## start Given information

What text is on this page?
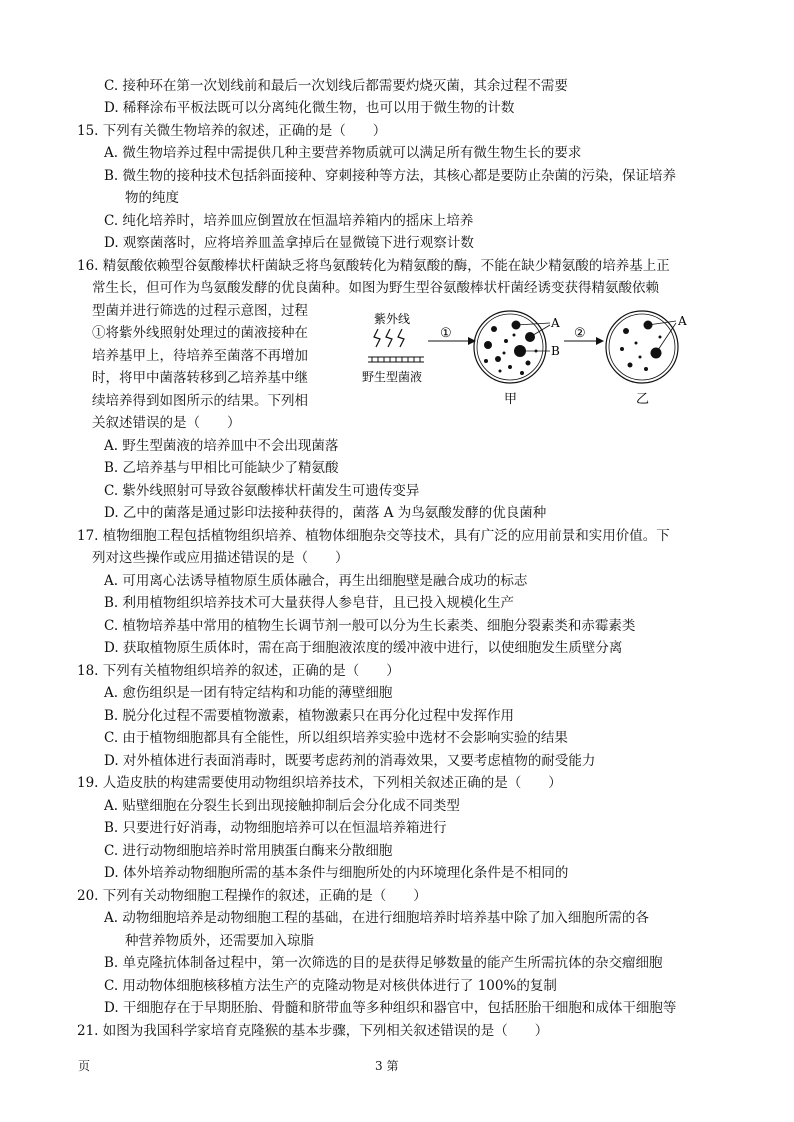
C. 接种环在第一次划线前和最后一次划线后都需要灼烧灭菌，其余过程不需要
D. 稀释涂布平板法既可以分离纯化微生物，也可以用于微生物的计数
15. 下列有关微生物培养的叙述，正确的是（　　）
A. 微生物培养过程中需提供几种主要营养物质就可以满足所有微生物生长的要求
B. 微生物的接种技术包括斜面接种、穿刺接种等方法，其核心都是要防止杂菌的污染，保证培养
物的纯度
C. 纯化培养时，培养皿应倒置放在恒温培养箱内的摇床上培养
D. 观察菌落时，应将培养皿盖拿掉后在显微镜下进行观察计数
16. 精氨酸依赖型谷氨酸棒状杆菌缺乏将鸟氨酸转化为精氨酸的酶，不能在缺少精氨酸的培养基上正
常生长，但可作为鸟氨酸发酵的优良菌种。如图为野生型谷氨酸棒状杆菌经诱变获得精氨酸依赖
型菌并进行筛选的过程示意图，过程
①将紫外线照射处理过的菌液接种在
培养基甲上，待培养至菌落不再增加
时，将甲中菌落转移到乙培养基中继
续培养得到如图所示的结果。下列相
关叙述错误的是（　　）
紫外线
野生型菌液
①
A
B
甲
②
A
乙
A. 野生型菌液的培养皿中不会出现菌落
B. 乙培养基与甲相比可能缺少了精氨酸
C. 紫外线照射可导致谷氨酸棒状杆菌发生可遗传变异
D. 乙中的菌落是通过影印法接种获得的，菌落 A 为鸟氨酸发酵的优良菌种
17. 植物细胞工程包括植物组织培养、植物体细胞杂交等技术，具有广泛的应用前景和实用价值。下
列对这些操作或应用描述错误的是（　　）
A. 可用离心法诱导植物原生质体融合，再生出细胞壁是融合成功的标志
B. 利用植物组织培养技术可大量获得人参皂苷，且已投入规模化生产
C. 植物培养基中常用的植物生长调节剂一般可以分为生长素类、细胞分裂素类和赤霉素类
D. 获取植物原生质体时，需在高于细胞液浓度的缓冲液中进行，以使细胞发生质壁分离
18. 下列有关植物组织培养的叙述，正确的是（　　）
A. 愈伤组织是一团有特定结构和功能的薄壁细胞
B. 脱分化过程不需要植物激素，植物激素只在再分化过程中发挥作用
C. 由于植物细胞都具有全能性，所以组织培养实验中选材不会影响实验的结果
D. 对外植体进行表面消毒时，既要考虑药剂的消毒效果，又要考虑植物的耐受能力
19. 人造皮肤的构建需要使用动物组织培养技术，下列相关叙述正确的是（　　）
A. 贴壁细胞在分裂生长到出现接触抑制后会分化成不同类型
B. 只要进行好消毒，动物细胞培养可以在恒温培养箱进行
C. 进行动物细胞培养时常用胰蛋白酶来分散细胞
D. 体外培养动物细胞所需的基本条件与细胞所处的内环境理化条件是不相同的
20. 下列有关动物细胞工程操作的叙述，正确的是（　　）
A. 动物细胞培养是动物细胞工程的基础，在进行细胞培养时培养基中除了加入细胞所需的各
种营养物质外，还需要加入琼脂
B. 单克隆抗体制备过程中，第一次筛选的目的是获得足够数量的能产生所需抗体的杂交瘤细胞
C. 用动物体细胞核移植方法生产的克隆动物是对核供体进行了 100%的复制
D. 干细胞存在于早期胚胎、骨髓和脐带血等多种组织和器官中，包括胚胎干细胞和成体干细胞等
21. 如图为我国科学家培育克隆猴的基本步骤，下列相关叙述错误的是（　　）
页	3 第
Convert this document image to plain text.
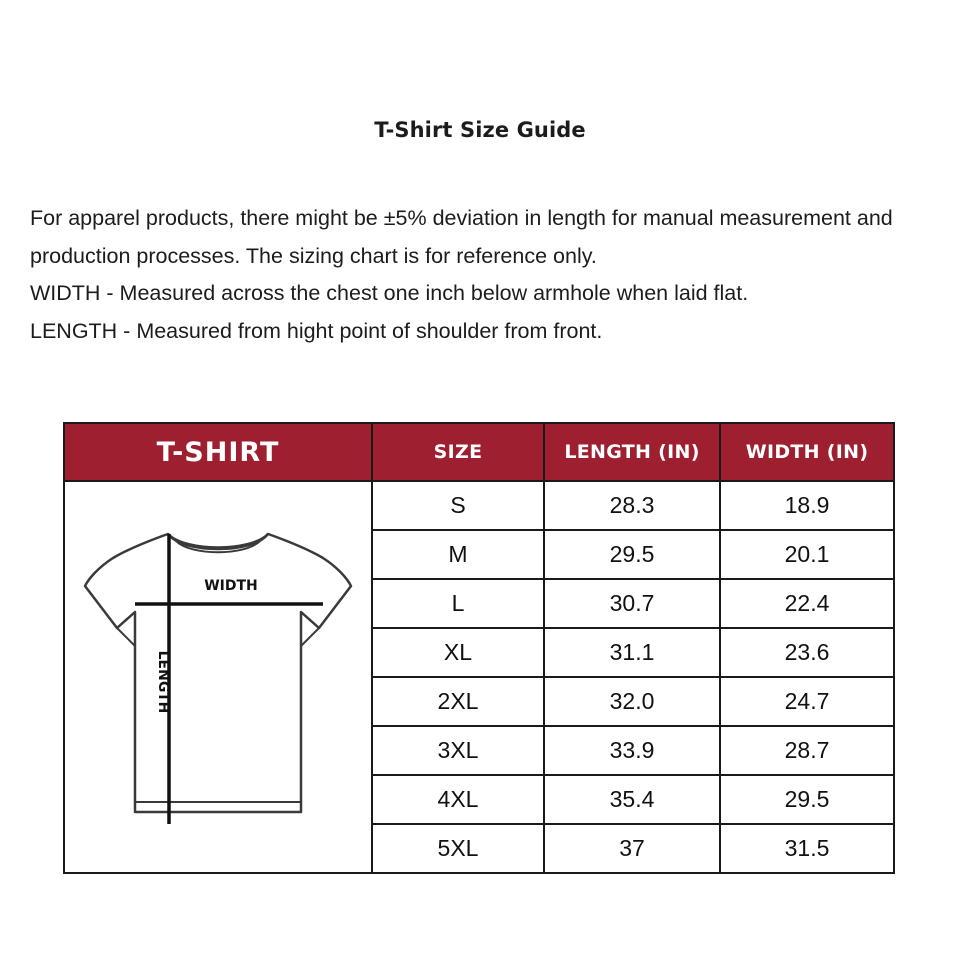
T-Shirt Size Guide

For apparel products, there might be ±5% deviation in length for manual measurement and production processes. The sizing chart is for reference only.

WIDTH - Measured across the chest one inch below armhole when laid flat.

LENGTH - Measured from hight point of shoulder from front.

T-SHIRT	SIZE	LENGTH (IN)	WIDTH (IN)

WIDTH
LENGTH	S	28.3	18.9
	M	29.5	20.1
	L	30.7	22.4
	XL	31.1	23.6
	2XL	32.0	24.7
	3XL	33.9	28.7
	4XL	35.4	29.5
	5XL	37	31.5
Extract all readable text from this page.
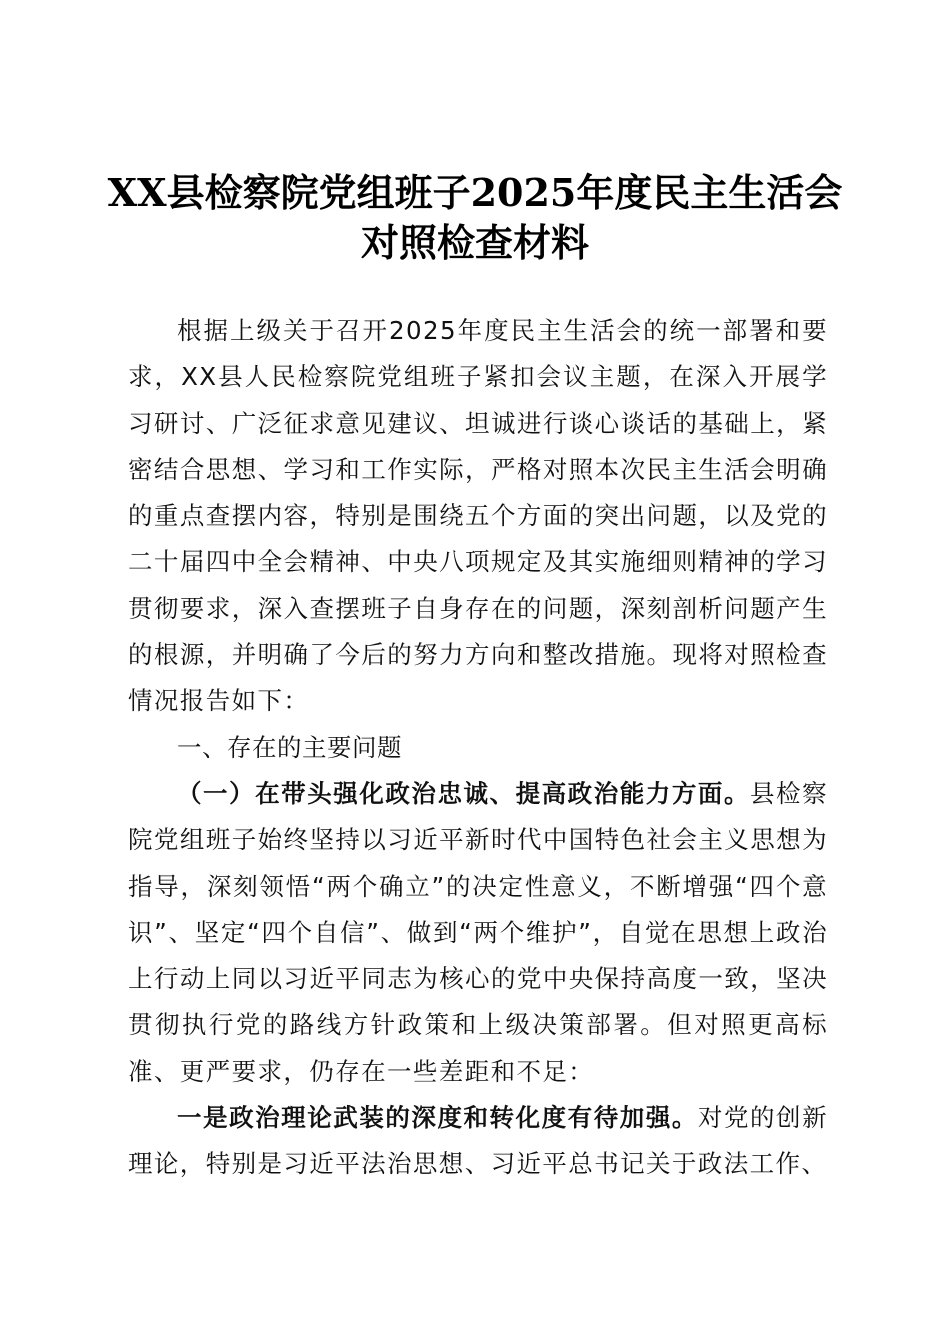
XX县检察院党组班子2025年度民主生活会对照检查材料

根据上级关于召开2025年度民主生活会的统一部署和要求，XX县人民检察院党组班子紧扣会议主题，在深入开展学习研讨、广泛征求意见建议、坦诚进行谈心谈话的基础上，紧密结合思想、学习和工作实际，严格对照本次民主生活会明确的重点查摆内容，特别是围绕五个方面的突出问题，以及党的二十届四中全会精神、中央八项规定及其实施细则精神的学习贯彻要求，深入查摆班子自身存在的问题，深刻剖析问题产生的根源，并明确了今后的努力方向和整改措施。现将对照检查情况报告如下：

一、存在的主要问题

（一）在带头强化政治忠诚、提高政治能力方面。县检察院党组班子始终坚持以习近平新时代中国特色社会主义思想为指导，深刻领悟“两个确立”的决定性意义，不断增强“四个意识”、坚定“四个自信”、做到“两个维护”，自觉在思想上政治上行动上同以习近平同志为核心的党中央保持高度一致，坚决贯彻执行党的路线方针政策和上级决策部署。但对照更高标准、更严要求，仍存在一些差距和不足：

一是政治理论武装的深度和转化度有待加强。对党的创新理论，特别是习近平法治思想、习近平总书记关于政法工作、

## end Given information

Can you repeat every record above exactly, apart from the pictures?

- Solution below -
What text is on this page?
C. 接种环在第一次划线前和最后一次划线后都需要灼烧灭菌，其余过程不需要
D. 稀释涂布平板法既可以分离纯化微生物，也可以用于微生物的计数
15. 下列有关微生物培养的叙述，正确的是（　　）
A. 微生物培养过程中需提供几种主要营养物质就可以满足所有微生物生长的要求
B. 微生物的接种技术包括斜面接种、穿刺接种等方法，其核心都是要防止杂菌的污染，保证培养
物的纯度
C. 纯化培养时，培养皿应倒置放在恒温培养箱内的摇床上培养
D. 观察菌落时，应将培养皿盖拿掉后在显微镜下进行观察计数
16. 精氨酸依赖型谷氨酸棒状杆菌缺乏将鸟氨酸转化为精氨酸的酶，不能在缺少精氨酸的培养基上正
常生长，但可作为鸟氨酸发酵的优良菌种。如图为野生型谷氨酸棒状杆菌经诱变获得精氨酸依赖
型菌并进行筛选的过程示意图，过程
①将紫外线照射处理过的菌液接种在
培养基甲上，待培养至菌落不再增加
时，将甲中菌落转移到乙培养基中继
续培养得到如图所示的结果。下列相
关叙述错误的是（　　）
紫外线
野生型菌液
①
A
B
甲
②
A
乙
A. 野生型菌液的培养皿中不会出现菌落
B. 乙培养基与甲相比可能缺少了精氨酸
C. 紫外线照射可导致谷氨酸棒状杆菌发生可遗传变异
D. 乙中的菌落是通过影印法接种获得的，菌落 A 为鸟氨酸发酵的优良菌种
17. 植物细胞工程包括植物组织培养、植物体细胞杂交等技术，具有广泛的应用前景和实用价值。下
列对这些操作或应用描述错误的是（　　）
A. 可用离心法诱导植物原生质体融合，再生出细胞壁是融合成功的标志
B. 利用植物组织培养技术可大量获得人参皂苷，且已投入规模化生产
C. 植物培养基中常用的植物生长调节剂一般可以分为生长素类、细胞分裂素类和赤霉素类
D. 获取植物原生质体时，需在高于细胞液浓度的缓冲液中进行，以使细胞发生质壁分离
18. 下列有关植物组织培养的叙述，正确的是（　　）
A. 愈伤组织是一团有特定结构和功能的薄壁细胞
B. 脱分化过程不需要植物激素，植物激素只在再分化过程中发挥作用
C. 由于植物细胞都具有全能性，所以组织培养实验中选材不会影响实验的结果
D. 对外植体进行表面消毒时，既要考虑药剂的消毒效果，又要考虑植物的耐受能力
19. 人造皮肤的构建需要使用动物组织培养技术，下列相关叙述正确的是（　　）
A. 贴壁细胞在分裂生长到出现接触抑制后会分化成不同类型
B. 只要进行好消毒，动物细胞培养可以在恒温培养箱进行
C. 进行动物细胞培养时常用胰蛋白酶来分散细胞
D. 体外培养动物细胞所需的基本条件与细胞所处的内环境理化条件是不相同的
20. 下列有关动物细胞工程操作的叙述，正确的是（　　）
A. 动物细胞培养是动物细胞工程的基础，在进行细胞培养时培养基中除了加入细胞所需的各
种营养物质外，还需要加入琼脂
B. 单克隆抗体制备过程中，第一次筛选的目的是获得足够数量的能产生所需抗体的杂交瘤细胞
C. 用动物体细胞核移植方法生产的克隆动物是对核供体进行了 100%的复制
D. 干细胞存在于早期胚胎、骨髓和脐带血等多种组织和器官中，包括胚胎干细胞和成体干细胞等
21. 如图为我国科学家培育克隆猴的基本步骤，下列相关叙述错误的是（　　）
页	3 第
Convert this document image to plain text.
T-Shirt Size Guide

For apparel products, there might be ±5% deviation in length for manual measurement and production processes. The sizing chart is for reference only.

WIDTH - Measured across the chest one inch below armhole when laid flat.

LENGTH - Measured from hight point of shoulder from front.

T-SHIRT	SIZE	LENGTH (IN)	WIDTH (IN)

WIDTH
LENGTH	S	28.3	18.9
	M	29.5	20.1
	L	30.7	22.4
	XL	31.1	23.6
	2XL	32.0	24.7
	3XL	33.9	28.7
	4XL	35.4	29.5
	5XL	37	31.5
Extract all readable text from this page.
XX县检察院党组班子2025年度民主生活会对照检查材料

根据上级关于召开2025年度民主生活会的统一部署和要求，XX县人民检察院党组班子紧扣会议主题，在深入开展学习研讨、广泛征求意见建议、坦诚进行谈心谈话的基础上，紧密结合思想、学习和工作实际，严格对照本次民主生活会明确的重点查摆内容，特别是围绕五个方面的突出问题，以及党的二十届四中全会精神、中央八项规定及其实施细则精神的学习贯彻要求，深入查摆班子自身存在的问题，深刻剖析问题产生的根源，并明确了今后的努力方向和整改措施。现将对照检查情况报告如下：

一、存在的主要问题

（一）在带头强化政治忠诚、提高政治能力方面。县检察院党组班子始终坚持以习近平新时代中国特色社会主义思想为指导，深刻领悟“两个确立”的决定性意义，不断增强“四个意识”、坚定“四个自信”、做到“两个维护”，自觉在思想上政治上行动上同以习近平同志为核心的党中央保持高度一致，坚决贯彻执行党的路线方针政策和上级决策部署。但对照更高标准、更严要求，仍存在一些差距和不足：

一是政治理论武装的深度和转化度有待加强。对党的创新理论，特别是习近平法治思想、习近平总书记关于政法工作、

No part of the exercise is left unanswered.